### [Work to do]
Starting at the line that contains "Enumerate this screenshot's", quote each line exactly through the last line of the entries, both included.

** Begin Input for this task **

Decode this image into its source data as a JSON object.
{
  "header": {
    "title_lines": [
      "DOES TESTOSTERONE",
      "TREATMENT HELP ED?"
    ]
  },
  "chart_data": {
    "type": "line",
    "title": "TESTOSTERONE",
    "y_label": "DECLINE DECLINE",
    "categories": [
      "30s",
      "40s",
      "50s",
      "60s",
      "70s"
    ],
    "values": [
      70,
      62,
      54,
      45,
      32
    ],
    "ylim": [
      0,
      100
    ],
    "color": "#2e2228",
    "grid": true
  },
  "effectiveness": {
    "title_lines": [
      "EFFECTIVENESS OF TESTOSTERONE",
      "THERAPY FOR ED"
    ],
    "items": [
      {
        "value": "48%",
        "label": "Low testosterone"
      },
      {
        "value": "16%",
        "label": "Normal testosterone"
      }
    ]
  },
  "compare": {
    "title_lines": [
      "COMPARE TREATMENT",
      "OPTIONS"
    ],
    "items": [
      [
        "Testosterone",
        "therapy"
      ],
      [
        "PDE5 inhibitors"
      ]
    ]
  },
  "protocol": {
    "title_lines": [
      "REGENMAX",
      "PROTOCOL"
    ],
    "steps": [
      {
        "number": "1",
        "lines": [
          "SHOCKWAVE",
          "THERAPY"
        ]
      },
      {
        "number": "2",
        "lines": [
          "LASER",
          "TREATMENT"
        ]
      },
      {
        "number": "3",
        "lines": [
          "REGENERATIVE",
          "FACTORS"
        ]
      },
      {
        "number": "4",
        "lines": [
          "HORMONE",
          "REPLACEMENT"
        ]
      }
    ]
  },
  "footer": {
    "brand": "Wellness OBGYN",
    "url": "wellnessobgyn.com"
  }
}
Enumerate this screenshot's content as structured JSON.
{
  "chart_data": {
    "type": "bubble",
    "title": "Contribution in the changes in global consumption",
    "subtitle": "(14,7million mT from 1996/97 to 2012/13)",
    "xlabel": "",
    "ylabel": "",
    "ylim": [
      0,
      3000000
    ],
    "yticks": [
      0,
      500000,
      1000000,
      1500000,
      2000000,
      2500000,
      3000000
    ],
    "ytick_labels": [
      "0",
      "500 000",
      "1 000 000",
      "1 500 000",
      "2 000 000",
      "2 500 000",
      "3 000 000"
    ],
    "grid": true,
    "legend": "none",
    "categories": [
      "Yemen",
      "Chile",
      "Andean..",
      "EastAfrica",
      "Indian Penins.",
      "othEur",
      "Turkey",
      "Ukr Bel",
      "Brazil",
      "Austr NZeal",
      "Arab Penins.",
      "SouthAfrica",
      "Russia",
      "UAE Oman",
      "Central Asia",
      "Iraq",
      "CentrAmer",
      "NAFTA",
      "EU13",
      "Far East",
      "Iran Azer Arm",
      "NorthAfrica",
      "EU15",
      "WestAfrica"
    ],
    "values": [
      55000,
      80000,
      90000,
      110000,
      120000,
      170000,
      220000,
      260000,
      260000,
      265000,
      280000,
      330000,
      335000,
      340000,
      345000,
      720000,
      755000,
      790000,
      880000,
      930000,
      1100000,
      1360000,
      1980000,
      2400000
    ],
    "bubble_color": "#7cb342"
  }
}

** End Input for this task **

### [Answer to this task]
Enumerate this screenshot's content as structured JSON.
{
  "chart_data": {
    "type": "bubble",
    "title": "Contribution in the changes in global consumption",
    "subtitle": "(14,7million mT from 1996/97 to 2012/13)",
    "xlabel": "",
    "ylabel": "",
    "ylim": [
      0,
      3000000
    ],
    "yticks": [
      0,
      500000,
      1000000,
      1500000,
      2000000,
      2500000,
      3000000
    ],
    "ytick_labels": [
      "0",
      "500 000",
      "1 000 000",
      "1 500 000",
      "2 000 000",
      "2 500 000",
      "3 000 000"
    ],
    "grid": true,
    "legend": "none",
    "categories": [
      "Yemen",
      "Chile",
      "Andean..",
      "EastAfrica",
      "Indian Penins.",
      "othEur",
      "Turkey",
      "Ukr Bel",
      "Brazil",
      "Austr NZeal",
      "Arab Penins.",
      "SouthAfrica",
      "Russia",
      "UAE Oman",
      "Central Asia",
      "Iraq",
      "CentrAmer",
      "NAFTA",
      "EU13",
      "Far East",
      "Iran Azer Arm",
      "NorthAfrica",
      "EU15",
      "WestAfrica"
    ],
    "values": [
      55000,
      80000,
      90000,
      110000,
      120000,
      170000,
      220000,
      260000,
      260000,
      265000,
      280000,
      330000,
      335000,
      340000,
      345000,
      720000,
      755000,
      790000,
      880000,
      930000,
      1100000,
      1360000,
      1980000,
      2400000
    ],
    "bubble_color": "#7cb342"
  }
}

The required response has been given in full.